■ SUPPLIED DATA
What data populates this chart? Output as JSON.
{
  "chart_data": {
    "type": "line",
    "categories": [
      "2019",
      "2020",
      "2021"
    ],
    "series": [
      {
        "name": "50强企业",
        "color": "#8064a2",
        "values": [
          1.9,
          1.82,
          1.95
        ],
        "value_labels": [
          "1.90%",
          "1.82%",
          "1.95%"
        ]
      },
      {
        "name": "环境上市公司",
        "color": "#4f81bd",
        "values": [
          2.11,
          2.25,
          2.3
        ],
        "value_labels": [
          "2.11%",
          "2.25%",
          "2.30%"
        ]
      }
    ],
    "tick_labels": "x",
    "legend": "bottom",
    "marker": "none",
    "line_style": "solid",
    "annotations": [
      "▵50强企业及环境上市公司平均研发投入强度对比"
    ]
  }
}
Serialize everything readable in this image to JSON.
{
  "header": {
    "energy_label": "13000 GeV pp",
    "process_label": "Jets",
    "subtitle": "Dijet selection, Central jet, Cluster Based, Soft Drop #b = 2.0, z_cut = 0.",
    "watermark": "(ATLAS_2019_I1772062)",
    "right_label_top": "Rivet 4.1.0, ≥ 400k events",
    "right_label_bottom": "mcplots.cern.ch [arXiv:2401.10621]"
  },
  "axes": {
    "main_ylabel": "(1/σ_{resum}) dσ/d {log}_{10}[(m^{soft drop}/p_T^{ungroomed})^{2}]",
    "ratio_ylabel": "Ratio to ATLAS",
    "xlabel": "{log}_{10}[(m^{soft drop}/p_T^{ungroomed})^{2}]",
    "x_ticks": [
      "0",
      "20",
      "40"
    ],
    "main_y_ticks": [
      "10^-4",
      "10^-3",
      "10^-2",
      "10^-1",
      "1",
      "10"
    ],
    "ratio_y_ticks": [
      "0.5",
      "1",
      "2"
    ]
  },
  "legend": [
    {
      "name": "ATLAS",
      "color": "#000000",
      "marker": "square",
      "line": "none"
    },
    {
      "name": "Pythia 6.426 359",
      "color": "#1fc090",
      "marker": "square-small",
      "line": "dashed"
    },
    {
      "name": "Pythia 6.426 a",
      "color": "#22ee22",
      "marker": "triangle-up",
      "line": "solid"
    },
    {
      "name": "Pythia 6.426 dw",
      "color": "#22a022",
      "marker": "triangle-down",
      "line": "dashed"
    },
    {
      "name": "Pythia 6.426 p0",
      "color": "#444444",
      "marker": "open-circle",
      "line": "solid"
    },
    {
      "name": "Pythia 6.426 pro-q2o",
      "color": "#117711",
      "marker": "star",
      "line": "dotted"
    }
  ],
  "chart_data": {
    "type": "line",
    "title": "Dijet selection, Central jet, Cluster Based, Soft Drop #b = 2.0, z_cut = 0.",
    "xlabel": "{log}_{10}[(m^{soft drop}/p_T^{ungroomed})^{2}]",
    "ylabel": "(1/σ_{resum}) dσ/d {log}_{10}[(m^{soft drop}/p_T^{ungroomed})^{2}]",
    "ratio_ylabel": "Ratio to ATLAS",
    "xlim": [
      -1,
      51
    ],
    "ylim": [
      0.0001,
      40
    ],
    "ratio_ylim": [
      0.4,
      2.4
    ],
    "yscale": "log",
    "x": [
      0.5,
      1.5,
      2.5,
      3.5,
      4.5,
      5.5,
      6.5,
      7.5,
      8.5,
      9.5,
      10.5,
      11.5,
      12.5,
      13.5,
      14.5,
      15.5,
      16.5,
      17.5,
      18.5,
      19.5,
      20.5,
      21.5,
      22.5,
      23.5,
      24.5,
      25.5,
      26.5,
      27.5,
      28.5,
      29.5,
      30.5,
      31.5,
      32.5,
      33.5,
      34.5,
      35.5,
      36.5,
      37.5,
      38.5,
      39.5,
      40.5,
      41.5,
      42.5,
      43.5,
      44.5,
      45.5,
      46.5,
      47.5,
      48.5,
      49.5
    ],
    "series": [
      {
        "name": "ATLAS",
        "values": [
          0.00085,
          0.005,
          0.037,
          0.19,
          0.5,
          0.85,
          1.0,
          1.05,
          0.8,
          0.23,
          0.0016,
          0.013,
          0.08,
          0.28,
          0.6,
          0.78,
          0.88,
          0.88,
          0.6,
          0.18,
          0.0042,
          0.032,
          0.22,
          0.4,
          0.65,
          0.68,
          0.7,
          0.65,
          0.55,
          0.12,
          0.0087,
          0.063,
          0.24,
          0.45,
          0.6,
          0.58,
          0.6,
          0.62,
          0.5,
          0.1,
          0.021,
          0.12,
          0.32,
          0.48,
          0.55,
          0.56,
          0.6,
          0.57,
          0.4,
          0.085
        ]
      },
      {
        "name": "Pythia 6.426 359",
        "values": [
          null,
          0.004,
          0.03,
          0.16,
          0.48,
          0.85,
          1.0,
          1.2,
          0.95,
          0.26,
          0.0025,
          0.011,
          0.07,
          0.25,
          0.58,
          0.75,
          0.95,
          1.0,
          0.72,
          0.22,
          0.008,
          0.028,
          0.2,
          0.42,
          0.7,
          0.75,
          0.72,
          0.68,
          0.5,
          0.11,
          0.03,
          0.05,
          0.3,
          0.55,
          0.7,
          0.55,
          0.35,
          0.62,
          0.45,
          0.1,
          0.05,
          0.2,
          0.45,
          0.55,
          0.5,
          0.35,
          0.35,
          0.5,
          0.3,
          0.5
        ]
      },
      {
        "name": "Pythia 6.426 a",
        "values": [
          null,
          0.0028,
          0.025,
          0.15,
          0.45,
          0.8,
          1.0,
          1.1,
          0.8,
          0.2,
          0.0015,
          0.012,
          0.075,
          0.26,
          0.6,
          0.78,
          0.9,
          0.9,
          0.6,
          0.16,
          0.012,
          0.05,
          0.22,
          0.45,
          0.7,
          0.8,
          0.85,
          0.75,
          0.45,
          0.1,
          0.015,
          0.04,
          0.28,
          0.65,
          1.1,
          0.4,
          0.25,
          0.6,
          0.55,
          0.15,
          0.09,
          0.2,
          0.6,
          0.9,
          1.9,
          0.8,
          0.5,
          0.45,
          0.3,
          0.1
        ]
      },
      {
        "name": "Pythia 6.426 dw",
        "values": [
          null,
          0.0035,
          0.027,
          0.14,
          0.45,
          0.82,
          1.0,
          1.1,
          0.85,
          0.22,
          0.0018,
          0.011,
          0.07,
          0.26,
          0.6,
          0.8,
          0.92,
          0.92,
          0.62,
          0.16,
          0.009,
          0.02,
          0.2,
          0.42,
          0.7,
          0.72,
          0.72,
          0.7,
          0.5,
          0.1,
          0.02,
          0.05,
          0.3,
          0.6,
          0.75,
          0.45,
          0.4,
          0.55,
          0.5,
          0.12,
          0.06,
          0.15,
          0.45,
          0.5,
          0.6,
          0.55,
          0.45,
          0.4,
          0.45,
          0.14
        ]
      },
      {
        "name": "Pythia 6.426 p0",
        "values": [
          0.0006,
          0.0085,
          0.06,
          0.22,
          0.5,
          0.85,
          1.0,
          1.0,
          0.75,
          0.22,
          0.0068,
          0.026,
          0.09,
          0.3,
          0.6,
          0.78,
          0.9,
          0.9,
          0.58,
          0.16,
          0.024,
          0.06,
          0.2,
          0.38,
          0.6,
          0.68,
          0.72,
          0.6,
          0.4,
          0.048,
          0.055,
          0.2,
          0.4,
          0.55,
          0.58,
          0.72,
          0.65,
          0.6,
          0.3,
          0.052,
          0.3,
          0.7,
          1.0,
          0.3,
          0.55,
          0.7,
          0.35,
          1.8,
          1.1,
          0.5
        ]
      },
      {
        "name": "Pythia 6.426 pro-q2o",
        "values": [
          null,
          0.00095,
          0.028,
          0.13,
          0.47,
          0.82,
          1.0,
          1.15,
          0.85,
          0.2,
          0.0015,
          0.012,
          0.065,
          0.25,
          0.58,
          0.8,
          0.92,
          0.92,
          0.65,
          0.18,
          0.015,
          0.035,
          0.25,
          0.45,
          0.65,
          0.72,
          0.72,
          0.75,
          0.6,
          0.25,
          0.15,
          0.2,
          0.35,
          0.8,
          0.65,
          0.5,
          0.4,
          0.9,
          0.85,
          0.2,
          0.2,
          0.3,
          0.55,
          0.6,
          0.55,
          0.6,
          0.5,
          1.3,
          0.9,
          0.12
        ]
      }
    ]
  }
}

■ EXERCISE TASK
Pick out every line with the string "Pythia" and copy it.

■ COMPLETE RESPONSE
      "name": "Pythia 6.426 359",
      "name": "Pythia 6.426 a",
      "name": "Pythia 6.426 dw",
      "name": "Pythia 6.426 p0",
      "name": "Pythia 6.426 pro-q2o",
        "name": "Pythia 6.426 359",
        "name": "Pythia 6.426 a",
        "name": "Pythia 6.426 dw",
        "name": "Pythia 6.426 p0",
        "name": "Pythia 6.426 pro-q2o",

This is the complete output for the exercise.